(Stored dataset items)
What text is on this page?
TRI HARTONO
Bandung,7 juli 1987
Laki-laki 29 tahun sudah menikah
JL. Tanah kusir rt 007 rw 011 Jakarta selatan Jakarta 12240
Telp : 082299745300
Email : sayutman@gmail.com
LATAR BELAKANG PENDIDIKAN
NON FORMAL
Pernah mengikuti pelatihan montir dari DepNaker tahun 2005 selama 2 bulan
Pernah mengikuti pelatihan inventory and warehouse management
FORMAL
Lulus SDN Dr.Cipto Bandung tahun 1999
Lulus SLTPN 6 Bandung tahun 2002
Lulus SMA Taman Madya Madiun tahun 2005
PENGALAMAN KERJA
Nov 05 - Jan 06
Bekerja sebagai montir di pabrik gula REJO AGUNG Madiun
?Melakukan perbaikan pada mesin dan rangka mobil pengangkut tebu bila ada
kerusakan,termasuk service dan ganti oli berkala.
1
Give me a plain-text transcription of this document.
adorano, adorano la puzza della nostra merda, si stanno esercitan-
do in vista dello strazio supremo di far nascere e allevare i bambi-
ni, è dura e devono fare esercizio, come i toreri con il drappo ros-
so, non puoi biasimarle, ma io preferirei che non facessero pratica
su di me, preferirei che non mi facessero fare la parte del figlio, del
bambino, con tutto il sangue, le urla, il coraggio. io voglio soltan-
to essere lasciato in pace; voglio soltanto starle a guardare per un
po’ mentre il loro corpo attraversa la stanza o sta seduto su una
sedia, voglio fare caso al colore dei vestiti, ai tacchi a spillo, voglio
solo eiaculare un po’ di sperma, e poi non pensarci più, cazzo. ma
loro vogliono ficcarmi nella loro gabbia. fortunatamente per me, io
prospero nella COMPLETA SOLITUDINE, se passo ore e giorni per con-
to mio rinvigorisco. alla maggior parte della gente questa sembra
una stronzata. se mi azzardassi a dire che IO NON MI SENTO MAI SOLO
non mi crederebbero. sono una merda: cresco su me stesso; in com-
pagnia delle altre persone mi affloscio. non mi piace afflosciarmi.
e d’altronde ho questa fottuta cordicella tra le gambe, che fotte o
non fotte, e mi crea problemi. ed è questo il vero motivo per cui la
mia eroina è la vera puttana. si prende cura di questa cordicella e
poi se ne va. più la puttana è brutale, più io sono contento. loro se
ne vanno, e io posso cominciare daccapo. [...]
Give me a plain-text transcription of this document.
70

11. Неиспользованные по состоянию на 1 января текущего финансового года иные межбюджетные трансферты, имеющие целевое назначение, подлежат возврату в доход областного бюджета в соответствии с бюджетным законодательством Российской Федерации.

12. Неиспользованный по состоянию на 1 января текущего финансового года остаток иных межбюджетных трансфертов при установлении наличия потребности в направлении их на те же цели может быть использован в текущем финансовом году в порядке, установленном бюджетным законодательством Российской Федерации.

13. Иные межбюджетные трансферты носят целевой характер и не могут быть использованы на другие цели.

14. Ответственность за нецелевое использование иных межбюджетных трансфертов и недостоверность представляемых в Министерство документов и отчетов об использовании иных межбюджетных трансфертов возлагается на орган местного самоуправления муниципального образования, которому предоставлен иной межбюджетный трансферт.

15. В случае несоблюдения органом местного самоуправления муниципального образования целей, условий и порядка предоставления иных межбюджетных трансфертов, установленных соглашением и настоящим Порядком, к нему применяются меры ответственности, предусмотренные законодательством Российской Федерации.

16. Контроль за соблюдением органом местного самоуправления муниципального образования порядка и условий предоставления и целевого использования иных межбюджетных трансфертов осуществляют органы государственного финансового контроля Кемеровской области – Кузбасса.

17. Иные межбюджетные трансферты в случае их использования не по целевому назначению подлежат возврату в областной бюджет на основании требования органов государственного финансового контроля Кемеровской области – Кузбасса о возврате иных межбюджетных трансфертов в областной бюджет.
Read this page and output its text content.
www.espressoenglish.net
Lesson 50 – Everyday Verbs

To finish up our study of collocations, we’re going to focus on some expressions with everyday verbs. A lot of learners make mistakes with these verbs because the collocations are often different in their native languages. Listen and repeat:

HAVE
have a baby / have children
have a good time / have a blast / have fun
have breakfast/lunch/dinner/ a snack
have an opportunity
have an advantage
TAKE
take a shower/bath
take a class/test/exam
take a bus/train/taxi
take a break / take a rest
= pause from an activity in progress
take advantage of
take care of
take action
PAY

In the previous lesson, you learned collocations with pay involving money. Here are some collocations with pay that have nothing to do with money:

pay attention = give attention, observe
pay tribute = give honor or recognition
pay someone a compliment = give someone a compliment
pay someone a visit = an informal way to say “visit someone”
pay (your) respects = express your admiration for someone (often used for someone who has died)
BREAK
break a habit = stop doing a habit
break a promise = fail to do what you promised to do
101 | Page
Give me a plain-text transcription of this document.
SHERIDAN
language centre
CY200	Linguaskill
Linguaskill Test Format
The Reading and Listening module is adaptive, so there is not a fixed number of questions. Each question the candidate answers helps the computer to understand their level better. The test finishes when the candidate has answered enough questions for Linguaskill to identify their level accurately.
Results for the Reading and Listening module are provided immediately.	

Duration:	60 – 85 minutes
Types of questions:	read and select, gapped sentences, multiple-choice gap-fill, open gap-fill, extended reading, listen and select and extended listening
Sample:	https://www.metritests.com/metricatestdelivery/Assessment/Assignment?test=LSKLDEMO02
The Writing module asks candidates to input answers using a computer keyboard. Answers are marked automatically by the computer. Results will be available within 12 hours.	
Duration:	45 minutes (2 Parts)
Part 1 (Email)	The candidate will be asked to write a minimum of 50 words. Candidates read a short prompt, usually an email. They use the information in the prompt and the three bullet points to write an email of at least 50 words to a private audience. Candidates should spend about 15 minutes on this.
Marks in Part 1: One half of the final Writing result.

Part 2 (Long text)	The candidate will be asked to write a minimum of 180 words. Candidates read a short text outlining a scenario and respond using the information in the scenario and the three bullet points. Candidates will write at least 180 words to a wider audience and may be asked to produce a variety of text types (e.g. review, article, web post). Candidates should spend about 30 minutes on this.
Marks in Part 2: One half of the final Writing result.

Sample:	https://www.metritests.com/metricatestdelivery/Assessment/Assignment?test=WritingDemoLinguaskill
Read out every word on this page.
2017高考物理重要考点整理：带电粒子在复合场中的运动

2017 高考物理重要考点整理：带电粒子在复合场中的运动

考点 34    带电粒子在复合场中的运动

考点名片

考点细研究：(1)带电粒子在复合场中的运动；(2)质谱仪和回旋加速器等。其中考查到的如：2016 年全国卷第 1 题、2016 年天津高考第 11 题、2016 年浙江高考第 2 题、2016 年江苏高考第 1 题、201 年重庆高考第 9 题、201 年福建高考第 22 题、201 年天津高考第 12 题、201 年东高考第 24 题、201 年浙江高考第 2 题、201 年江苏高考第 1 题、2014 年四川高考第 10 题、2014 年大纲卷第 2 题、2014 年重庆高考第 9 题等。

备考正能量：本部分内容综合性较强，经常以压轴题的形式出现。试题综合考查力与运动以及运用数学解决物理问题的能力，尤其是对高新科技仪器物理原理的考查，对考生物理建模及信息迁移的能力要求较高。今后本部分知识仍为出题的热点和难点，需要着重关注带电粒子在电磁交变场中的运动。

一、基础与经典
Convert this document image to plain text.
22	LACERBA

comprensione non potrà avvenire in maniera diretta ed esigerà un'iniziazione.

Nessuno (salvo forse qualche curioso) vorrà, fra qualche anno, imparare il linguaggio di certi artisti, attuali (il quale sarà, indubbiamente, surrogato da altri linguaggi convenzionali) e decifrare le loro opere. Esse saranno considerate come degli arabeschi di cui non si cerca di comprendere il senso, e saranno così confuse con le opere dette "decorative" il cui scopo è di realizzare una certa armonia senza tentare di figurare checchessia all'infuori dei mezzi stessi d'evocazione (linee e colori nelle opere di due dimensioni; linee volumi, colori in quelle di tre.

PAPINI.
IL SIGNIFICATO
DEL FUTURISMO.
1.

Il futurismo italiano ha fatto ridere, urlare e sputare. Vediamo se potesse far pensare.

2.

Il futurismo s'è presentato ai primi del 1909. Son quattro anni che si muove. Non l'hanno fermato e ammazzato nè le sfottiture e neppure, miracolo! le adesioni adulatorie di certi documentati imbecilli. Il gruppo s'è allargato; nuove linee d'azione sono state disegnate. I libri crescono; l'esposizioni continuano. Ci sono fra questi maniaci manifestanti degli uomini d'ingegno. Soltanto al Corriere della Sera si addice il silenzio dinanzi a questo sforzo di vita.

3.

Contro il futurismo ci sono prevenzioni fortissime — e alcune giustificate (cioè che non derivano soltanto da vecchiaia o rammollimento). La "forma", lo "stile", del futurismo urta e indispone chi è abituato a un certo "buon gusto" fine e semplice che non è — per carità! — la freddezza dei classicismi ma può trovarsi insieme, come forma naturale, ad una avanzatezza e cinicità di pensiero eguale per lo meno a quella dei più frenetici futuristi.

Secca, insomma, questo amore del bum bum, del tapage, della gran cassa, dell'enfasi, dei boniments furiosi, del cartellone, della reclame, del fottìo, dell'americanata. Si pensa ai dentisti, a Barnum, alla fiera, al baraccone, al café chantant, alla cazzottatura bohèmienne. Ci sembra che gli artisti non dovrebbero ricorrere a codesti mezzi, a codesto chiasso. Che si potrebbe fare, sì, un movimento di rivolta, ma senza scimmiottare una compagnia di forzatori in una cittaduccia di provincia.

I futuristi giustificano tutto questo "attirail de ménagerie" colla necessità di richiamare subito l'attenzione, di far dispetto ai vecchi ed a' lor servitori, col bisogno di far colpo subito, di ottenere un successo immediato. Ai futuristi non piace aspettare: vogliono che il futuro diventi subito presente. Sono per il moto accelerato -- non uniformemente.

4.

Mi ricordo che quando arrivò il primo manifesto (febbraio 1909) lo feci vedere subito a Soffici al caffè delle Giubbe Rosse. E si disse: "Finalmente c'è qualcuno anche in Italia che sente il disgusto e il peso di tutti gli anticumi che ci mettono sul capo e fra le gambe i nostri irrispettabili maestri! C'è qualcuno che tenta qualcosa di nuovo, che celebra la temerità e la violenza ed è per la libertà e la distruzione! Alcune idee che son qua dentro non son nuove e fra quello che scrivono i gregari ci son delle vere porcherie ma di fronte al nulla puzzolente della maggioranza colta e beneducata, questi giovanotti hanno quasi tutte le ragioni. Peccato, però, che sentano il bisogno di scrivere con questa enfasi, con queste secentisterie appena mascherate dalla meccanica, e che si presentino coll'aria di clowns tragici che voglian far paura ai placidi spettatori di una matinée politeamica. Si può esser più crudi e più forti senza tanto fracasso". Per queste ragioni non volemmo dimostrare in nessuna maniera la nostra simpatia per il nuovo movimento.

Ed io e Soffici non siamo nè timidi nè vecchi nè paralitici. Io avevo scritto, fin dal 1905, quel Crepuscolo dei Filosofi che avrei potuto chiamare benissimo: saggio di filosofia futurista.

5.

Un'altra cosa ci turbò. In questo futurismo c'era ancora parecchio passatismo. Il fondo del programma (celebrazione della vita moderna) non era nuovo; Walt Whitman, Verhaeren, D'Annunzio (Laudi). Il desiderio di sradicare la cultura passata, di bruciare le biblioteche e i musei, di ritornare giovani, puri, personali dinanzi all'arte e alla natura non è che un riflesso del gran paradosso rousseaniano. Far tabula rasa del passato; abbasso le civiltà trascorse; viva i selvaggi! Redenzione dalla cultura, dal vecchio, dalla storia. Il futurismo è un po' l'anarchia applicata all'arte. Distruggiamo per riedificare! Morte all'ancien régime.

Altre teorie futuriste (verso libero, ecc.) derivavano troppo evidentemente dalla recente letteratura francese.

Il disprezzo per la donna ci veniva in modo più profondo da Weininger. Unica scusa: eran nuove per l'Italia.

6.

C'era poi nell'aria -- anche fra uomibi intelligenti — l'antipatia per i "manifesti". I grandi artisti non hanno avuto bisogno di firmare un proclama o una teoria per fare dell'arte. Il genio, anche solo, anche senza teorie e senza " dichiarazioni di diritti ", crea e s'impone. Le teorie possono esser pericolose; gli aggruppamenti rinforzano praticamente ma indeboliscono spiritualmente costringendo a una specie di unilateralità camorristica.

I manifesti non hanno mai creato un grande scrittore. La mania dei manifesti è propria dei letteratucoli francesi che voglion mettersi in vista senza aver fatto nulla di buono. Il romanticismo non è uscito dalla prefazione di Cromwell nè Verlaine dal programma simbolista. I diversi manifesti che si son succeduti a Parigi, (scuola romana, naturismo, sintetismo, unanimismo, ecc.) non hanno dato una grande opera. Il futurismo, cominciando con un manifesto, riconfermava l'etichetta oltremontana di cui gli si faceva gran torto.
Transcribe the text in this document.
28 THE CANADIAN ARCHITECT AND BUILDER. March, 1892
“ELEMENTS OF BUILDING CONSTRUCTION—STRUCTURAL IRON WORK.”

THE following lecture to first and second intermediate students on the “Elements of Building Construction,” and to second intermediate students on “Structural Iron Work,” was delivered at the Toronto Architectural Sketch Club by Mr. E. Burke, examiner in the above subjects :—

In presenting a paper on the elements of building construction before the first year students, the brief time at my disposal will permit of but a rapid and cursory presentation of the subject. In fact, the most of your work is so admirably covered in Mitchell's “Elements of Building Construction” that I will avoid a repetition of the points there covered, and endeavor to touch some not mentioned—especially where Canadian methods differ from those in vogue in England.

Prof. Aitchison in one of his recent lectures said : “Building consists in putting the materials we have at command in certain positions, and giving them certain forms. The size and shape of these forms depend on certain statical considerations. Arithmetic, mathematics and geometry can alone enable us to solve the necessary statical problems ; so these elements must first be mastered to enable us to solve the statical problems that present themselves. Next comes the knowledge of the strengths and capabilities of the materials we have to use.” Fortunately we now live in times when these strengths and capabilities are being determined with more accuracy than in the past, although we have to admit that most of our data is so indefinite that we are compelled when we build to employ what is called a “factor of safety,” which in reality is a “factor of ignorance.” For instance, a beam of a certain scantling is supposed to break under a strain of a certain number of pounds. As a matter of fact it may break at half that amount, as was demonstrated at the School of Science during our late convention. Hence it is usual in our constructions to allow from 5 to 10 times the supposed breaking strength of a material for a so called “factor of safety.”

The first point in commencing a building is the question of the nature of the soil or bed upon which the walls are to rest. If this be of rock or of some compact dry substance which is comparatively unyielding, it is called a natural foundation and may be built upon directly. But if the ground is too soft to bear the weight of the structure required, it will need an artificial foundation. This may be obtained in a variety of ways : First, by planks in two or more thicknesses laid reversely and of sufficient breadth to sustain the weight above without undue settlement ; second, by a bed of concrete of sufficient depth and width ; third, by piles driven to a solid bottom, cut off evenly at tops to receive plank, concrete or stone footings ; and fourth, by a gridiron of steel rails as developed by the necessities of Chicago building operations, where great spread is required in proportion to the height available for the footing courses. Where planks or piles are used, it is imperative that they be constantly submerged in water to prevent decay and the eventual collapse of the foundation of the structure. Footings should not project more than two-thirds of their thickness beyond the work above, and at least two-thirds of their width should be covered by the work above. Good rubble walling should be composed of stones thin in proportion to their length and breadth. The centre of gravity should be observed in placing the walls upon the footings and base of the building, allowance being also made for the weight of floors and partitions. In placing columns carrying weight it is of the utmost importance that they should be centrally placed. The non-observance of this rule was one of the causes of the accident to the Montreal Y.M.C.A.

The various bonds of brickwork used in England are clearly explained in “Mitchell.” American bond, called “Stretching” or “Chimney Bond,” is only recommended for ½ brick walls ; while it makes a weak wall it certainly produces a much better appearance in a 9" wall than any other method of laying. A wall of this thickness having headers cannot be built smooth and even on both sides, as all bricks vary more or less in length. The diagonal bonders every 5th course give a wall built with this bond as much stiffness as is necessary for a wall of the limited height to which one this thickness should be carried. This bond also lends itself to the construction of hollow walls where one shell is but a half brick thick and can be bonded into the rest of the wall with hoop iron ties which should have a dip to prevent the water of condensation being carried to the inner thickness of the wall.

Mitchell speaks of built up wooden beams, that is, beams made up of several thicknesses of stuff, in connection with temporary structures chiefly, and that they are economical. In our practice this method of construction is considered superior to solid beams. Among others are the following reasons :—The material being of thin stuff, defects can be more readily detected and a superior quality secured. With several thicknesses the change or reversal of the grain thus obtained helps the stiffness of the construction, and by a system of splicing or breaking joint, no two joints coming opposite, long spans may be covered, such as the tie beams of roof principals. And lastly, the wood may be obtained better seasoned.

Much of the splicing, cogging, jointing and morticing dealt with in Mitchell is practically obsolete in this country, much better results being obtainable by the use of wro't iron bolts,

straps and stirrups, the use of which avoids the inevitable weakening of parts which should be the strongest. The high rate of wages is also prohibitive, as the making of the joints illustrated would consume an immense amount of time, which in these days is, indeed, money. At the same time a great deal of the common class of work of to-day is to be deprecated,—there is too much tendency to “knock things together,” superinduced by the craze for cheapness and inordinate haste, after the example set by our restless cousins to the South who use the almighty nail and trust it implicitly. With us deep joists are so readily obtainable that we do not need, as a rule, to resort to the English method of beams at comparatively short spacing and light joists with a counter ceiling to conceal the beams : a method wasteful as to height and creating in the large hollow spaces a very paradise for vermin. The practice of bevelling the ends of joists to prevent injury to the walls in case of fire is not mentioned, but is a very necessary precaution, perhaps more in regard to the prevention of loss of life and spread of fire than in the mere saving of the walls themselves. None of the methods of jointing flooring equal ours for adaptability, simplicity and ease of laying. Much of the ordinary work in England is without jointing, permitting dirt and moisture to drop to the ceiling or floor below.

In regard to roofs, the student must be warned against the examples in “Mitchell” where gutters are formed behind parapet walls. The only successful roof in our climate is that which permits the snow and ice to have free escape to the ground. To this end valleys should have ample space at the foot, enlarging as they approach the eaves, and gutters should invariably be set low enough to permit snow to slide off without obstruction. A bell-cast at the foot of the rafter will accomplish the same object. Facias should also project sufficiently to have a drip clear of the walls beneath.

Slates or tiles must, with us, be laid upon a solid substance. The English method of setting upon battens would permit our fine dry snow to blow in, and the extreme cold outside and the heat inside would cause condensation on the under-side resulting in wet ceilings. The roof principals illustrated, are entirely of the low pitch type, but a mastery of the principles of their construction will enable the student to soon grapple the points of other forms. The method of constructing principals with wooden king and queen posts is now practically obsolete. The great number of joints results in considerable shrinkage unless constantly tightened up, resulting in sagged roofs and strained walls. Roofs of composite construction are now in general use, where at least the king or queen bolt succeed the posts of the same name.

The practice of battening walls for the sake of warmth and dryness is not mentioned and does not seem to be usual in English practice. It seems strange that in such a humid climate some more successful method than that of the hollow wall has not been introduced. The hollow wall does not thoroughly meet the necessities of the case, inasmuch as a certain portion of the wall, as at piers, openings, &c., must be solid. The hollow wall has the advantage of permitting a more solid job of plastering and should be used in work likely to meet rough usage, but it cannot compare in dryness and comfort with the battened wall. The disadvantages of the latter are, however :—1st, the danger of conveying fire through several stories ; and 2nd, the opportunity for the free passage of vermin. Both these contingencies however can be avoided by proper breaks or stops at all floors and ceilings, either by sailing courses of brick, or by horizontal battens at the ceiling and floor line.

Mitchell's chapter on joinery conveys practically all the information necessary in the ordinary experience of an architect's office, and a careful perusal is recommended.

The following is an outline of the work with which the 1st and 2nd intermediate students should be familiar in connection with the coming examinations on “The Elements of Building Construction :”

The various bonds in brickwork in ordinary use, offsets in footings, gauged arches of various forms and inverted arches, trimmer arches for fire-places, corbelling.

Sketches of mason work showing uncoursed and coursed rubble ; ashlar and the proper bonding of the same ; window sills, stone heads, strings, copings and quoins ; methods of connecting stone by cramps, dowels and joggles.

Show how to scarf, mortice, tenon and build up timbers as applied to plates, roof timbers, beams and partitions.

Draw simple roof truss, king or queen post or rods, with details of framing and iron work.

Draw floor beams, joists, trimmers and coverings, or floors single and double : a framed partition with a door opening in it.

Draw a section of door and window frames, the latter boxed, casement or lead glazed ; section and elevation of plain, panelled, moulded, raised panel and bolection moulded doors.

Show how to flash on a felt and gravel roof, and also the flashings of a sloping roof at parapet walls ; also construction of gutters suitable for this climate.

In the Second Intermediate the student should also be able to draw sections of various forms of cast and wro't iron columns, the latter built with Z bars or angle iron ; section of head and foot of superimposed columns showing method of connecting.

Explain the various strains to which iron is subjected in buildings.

--- Job ---
From the entries above, collect every line with the string "piace" in it.

--- Finished task ---
pagnia delle altre persone mi affloscio. non mi piace afflosciarmi.
I futuristi giustificano tutto questo "attirail de ménagerie" colla necessità di richiamare subito l'attenzione, di far dispetto ai vecchi ed a' lor servitori, col bisogno di far colpo subito, di ottenere un successo immediato. Ai futuristi non piace aspettare: vogliono che il futuro diventi subito presente. Sono per il moto accelerato -- non uniformemente.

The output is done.